◆ THE RECORDS ◆
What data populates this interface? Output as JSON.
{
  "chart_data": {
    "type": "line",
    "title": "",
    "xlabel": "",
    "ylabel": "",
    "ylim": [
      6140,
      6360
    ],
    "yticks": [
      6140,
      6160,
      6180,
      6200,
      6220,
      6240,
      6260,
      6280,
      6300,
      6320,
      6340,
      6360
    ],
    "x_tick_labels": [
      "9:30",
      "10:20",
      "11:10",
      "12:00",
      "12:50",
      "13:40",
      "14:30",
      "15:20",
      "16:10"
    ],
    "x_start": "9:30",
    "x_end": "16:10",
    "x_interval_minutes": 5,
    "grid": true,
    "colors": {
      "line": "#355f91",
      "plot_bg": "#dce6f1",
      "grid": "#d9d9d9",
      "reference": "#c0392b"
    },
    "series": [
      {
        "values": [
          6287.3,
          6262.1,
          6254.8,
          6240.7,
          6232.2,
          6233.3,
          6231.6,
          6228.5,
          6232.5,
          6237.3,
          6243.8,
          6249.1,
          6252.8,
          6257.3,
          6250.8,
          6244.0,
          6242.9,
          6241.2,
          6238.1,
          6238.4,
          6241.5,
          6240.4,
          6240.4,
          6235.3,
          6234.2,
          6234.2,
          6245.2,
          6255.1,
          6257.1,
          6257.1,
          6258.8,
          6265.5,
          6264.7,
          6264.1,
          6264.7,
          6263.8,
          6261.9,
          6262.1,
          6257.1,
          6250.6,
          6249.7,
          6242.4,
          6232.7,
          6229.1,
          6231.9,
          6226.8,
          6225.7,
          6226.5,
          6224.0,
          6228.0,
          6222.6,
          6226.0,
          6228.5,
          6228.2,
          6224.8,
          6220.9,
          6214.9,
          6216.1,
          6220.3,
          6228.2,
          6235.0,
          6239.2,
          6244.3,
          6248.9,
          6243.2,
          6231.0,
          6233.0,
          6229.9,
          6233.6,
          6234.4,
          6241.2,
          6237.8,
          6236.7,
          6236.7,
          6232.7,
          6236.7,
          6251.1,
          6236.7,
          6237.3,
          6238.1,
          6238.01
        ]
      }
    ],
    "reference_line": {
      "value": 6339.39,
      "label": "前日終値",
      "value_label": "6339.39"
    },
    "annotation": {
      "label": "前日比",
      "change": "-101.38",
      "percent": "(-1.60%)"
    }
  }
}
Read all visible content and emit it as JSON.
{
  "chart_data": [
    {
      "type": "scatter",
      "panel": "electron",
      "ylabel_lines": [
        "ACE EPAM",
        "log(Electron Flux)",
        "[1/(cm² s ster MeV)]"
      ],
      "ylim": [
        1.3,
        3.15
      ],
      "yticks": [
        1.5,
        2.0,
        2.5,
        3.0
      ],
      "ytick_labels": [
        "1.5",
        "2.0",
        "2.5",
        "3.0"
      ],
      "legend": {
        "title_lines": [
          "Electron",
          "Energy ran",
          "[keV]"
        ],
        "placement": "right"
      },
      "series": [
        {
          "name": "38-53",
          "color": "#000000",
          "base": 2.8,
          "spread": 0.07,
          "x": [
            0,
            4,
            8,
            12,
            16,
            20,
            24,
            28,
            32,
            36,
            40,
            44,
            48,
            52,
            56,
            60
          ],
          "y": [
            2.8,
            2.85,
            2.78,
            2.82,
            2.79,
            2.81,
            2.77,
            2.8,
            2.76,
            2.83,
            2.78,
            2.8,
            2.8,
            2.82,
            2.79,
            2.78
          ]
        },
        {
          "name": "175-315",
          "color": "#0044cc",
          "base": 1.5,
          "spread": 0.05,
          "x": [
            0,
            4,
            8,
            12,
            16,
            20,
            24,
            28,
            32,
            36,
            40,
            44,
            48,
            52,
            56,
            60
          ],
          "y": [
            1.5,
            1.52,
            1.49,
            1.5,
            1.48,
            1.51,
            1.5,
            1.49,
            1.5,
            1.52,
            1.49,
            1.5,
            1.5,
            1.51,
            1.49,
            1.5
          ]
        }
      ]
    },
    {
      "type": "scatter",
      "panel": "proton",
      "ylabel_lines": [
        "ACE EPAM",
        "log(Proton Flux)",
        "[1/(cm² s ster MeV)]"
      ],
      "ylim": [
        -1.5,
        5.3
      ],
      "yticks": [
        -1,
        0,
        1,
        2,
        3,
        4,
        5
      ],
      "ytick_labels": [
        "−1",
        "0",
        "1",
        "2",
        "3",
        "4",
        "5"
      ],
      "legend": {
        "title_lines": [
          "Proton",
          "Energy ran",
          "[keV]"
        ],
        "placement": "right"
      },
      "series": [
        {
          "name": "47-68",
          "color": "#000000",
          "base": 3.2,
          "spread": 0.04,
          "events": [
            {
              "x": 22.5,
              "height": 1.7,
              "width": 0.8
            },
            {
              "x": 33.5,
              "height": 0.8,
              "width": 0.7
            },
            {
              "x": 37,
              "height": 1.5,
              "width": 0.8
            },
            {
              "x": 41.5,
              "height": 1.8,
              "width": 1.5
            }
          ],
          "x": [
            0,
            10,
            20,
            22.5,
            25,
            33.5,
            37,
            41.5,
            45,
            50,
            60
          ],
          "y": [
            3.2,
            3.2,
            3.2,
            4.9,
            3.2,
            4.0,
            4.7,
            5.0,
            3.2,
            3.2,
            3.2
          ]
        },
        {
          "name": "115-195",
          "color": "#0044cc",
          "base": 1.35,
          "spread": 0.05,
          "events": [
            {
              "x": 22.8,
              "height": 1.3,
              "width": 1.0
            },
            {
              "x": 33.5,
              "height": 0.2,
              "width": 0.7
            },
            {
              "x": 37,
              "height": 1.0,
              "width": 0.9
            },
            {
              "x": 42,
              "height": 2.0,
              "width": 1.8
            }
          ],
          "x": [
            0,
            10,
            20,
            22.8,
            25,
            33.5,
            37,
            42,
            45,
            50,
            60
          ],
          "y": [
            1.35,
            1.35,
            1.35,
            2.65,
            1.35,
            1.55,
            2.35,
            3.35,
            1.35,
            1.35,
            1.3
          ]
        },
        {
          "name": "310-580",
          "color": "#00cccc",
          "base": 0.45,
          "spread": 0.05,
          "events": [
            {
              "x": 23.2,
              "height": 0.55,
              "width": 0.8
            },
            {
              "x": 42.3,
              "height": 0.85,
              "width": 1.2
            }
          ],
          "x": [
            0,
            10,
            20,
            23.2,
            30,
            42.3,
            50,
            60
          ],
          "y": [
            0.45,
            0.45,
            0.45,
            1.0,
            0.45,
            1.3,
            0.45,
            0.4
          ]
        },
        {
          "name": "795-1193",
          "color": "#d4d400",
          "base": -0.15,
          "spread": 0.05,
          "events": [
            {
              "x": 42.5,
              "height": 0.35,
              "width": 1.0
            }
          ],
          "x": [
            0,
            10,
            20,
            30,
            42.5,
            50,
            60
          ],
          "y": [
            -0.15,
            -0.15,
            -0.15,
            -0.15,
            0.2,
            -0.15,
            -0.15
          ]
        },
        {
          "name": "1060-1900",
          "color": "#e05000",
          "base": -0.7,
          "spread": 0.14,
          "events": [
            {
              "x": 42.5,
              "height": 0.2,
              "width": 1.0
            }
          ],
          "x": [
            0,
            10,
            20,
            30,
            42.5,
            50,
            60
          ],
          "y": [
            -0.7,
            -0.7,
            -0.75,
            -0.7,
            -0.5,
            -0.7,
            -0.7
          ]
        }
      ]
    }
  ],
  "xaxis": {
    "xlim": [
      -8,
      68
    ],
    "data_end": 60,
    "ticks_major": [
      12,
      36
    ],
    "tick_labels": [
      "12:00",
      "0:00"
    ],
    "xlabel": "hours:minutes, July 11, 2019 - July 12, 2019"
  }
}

◆ OBJECTIVE ◆
Each record above should be repeated exactly as it appears.

◆ OUTPUT OF THE TASK ◆
What data populates this interface? Output as JSON.
{
  "chart_data": {
    "type": "line",
    "title": "",
    "xlabel": "",
    "ylabel": "",
    "ylim": [
      6140,
      6360
    ],
    "yticks": [
      6140,
      6160,
      6180,
      6200,
      6220,
      6240,
      6260,
      6280,
      6300,
      6320,
      6340,
      6360
    ],
    "x_tick_labels": [
      "9:30",
      "10:20",
      "11:10",
      "12:00",
      "12:50",
      "13:40",
      "14:30",
      "15:20",
      "16:10"
    ],
    "x_start": "9:30",
    "x_end": "16:10",
    "x_interval_minutes": 5,
    "grid": true,
    "colors": {
      "line": "#355f91",
      "plot_bg": "#dce6f1",
      "grid": "#d9d9d9",
      "reference": "#c0392b"
    },
    "series": [
      {
        "values": [
          6287.3,
          6262.1,
          6254.8,
          6240.7,
          6232.2,
          6233.3,
          6231.6,
          6228.5,
          6232.5,
          6237.3,
          6243.8,
          6249.1,
          6252.8,
          6257.3,
          6250.8,
          6244.0,
          6242.9,
          6241.2,
          6238.1,
          6238.4,
          6241.5,
          6240.4,
          6240.4,
          6235.3,
          6234.2,
          6234.2,
          6245.2,
          6255.1,
          6257.1,
          6257.1,
          6258.8,
          6265.5,
          6264.7,
          6264.1,
          6264.7,
          6263.8,
          6261.9,
          6262.1,
          6257.1,
          6250.6,
          6249.7,
          6242.4,
          6232.7,
          6229.1,
          6231.9,
          6226.8,
          6225.7,
          6226.5,
          6224.0,
          6228.0,
          6222.6,
          6226.0,
          6228.5,
          6228.2,
          6224.8,
          6220.9,
          6214.9,
          6216.1,
          6220.3,
          6228.2,
          6235.0,
          6239.2,
          6244.3,
          6248.9,
          6243.2,
          6231.0,
          6233.0,
          6229.9,
          6233.6,
          6234.4,
          6241.2,
          6237.8,
          6236.7,
          6236.7,
          6232.7,
          6236.7,
          6251.1,
          6236.7,
          6237.3,
          6238.1,
          6238.01
        ]
      }
    ],
    "reference_line": {
      "value": 6339.39,
      "label": "前日終値",
      "value_label": "6339.39"
    },
    "annotation": {
      "label": "前日比",
      "change": "-101.38",
      "percent": "(-1.60%)"
    }
  }
}
Read all visible content and emit it as JSON.
{
  "chart_data": [
    {
      "type": "scatter",
      "panel": "electron",
      "ylabel_lines": [
        "ACE EPAM",
        "log(Electron Flux)",
        "[1/(cm² s ster MeV)]"
      ],
      "ylim": [
        1.3,
        3.15
      ],
      "yticks": [
        1.5,
        2.0,
        2.5,
        3.0
      ],
      "ytick_labels": [
        "1.5",
        "2.0",
        "2.5",
        "3.0"
      ],
      "legend": {
        "title_lines": [
          "Electron",
          "Energy ran",
          "[keV]"
        ],
        "placement": "right"
      },
      "series": [
        {
          "name": "38-53",
          "color": "#000000",
          "base": 2.8,
          "spread": 0.07,
          "x": [
            0,
            4,
            8,
            12,
            16,
            20,
            24,
            28,
            32,
            36,
            40,
            44,
            48,
            52,
            56,
            60
          ],
          "y": [
            2.8,
            2.85,
            2.78,
            2.82,
            2.79,
            2.81,
            2.77,
            2.8,
            2.76,
            2.83,
            2.78,
            2.8,
            2.8,
            2.82,
            2.79,
            2.78
          ]
        },
        {
          "name": "175-315",
          "color": "#0044cc",
          "base": 1.5,
          "spread": 0.05,
          "x": [
            0,
            4,
            8,
            12,
            16,
            20,
            24,
            28,
            32,
            36,
            40,
            44,
            48,
            52,
            56,
            60
          ],
          "y": [
            1.5,
            1.52,
            1.49,
            1.5,
            1.48,
            1.51,
            1.5,
            1.49,
            1.5,
            1.52,
            1.49,
            1.5,
            1.5,
            1.51,
            1.49,
            1.5
          ]
        }
      ]
    },
    {
      "type": "scatter",
      "panel": "proton",
      "ylabel_lines": [
        "ACE EPAM",
        "log(Proton Flux)",
        "[1/(cm² s ster MeV)]"
      ],
      "ylim": [
        -1.5,
        5.3
      ],
      "yticks": [
        -1,
        0,
        1,
        2,
        3,
        4,
        5
      ],
      "ytick_labels": [
        "−1",
        "0",
        "1",
        "2",
        "3",
        "4",
        "5"
      ],
      "legend": {
        "title_lines": [
          "Proton",
          "Energy ran",
          "[keV]"
        ],
        "placement": "right"
      },
      "series": [
        {
          "name": "47-68",
          "color": "#000000",
          "base": 3.2,
          "spread": 0.04,
          "events": [
            {
              "x": 22.5,
              "height": 1.7,
              "width": 0.8
            },
            {
              "x": 33.5,
              "height": 0.8,
              "width": 0.7
            },
            {
              "x": 37,
              "height": 1.5,
              "width": 0.8
            },
            {
              "x": 41.5,
              "height": 1.8,
              "width": 1.5
            }
          ],
          "x": [
            0,
            10,
            20,
            22.5,
            25,
            33.5,
            37,
            41.5,
            45,
            50,
            60
          ],
          "y": [
            3.2,
            3.2,
            3.2,
            4.9,
            3.2,
            4.0,
            4.7,
            5.0,
            3.2,
            3.2,
            3.2
          ]
        },
        {
          "name": "115-195",
          "color": "#0044cc",
          "base": 1.35,
          "spread": 0.05,
          "events": [
            {
              "x": 22.8,
              "height": 1.3,
              "width": 1.0
            },
            {
              "x": 33.5,
              "height": 0.2,
              "width": 0.7
            },
            {
              "x": 37,
              "height": 1.0,
              "width": 0.9
            },
            {
              "x": 42,
              "height": 2.0,
              "width": 1.8
            }
          ],
          "x": [
            0,
            10,
            20,
            22.8,
            25,
            33.5,
            37,
            42,
            45,
            50,
            60
          ],
          "y": [
            1.35,
            1.35,
            1.35,
            2.65,
            1.35,
            1.55,
            2.35,
            3.35,
            1.35,
            1.35,
            1.3
          ]
        },
        {
          "name": "310-580",
          "color": "#00cccc",
          "base": 0.45,
          "spread": 0.05,
          "events": [
            {
              "x": 23.2,
              "height": 0.55,
              "width": 0.8
            },
            {
              "x": 42.3,
              "height": 0.85,
              "width": 1.2
            }
          ],
          "x": [
            0,
            10,
            20,
            23.2,
            30,
            42.3,
            50,
            60
          ],
          "y": [
            0.45,
            0.45,
            0.45,
            1.0,
            0.45,
            1.3,
            0.45,
            0.4
          ]
        },
        {
          "name": "795-1193",
          "color": "#d4d400",
          "base": -0.15,
          "spread": 0.05,
          "events": [
            {
              "x": 42.5,
              "height": 0.35,
              "width": 1.0
            }
          ],
          "x": [
            0,
            10,
            20,
            30,
            42.5,
            50,
            60
          ],
          "y": [
            -0.15,
            -0.15,
            -0.15,
            -0.15,
            0.2,
            -0.15,
            -0.15
          ]
        },
        {
          "name": "1060-1900",
          "color": "#e05000",
          "base": -0.7,
          "spread": 0.14,
          "events": [
            {
              "x": 42.5,
              "height": 0.2,
              "width": 1.0
            }
          ],
          "x": [
            0,
            10,
            20,
            30,
            42.5,
            50,
            60
          ],
          "y": [
            -0.7,
            -0.7,
            -0.75,
            -0.7,
            -0.5,
            -0.7,
            -0.7
          ]
        }
      ]
    }
  ],
  "xaxis": {
    "xlim": [
      -8,
      68
    ],
    "data_end": 60,
    "ticks_major": [
      12,
      36
    ],
    "tick_labels": [
      "12:00",
      "0:00"
    ],
    "xlabel": "hours:minutes, July 11, 2019 - July 12, 2019"
  }
}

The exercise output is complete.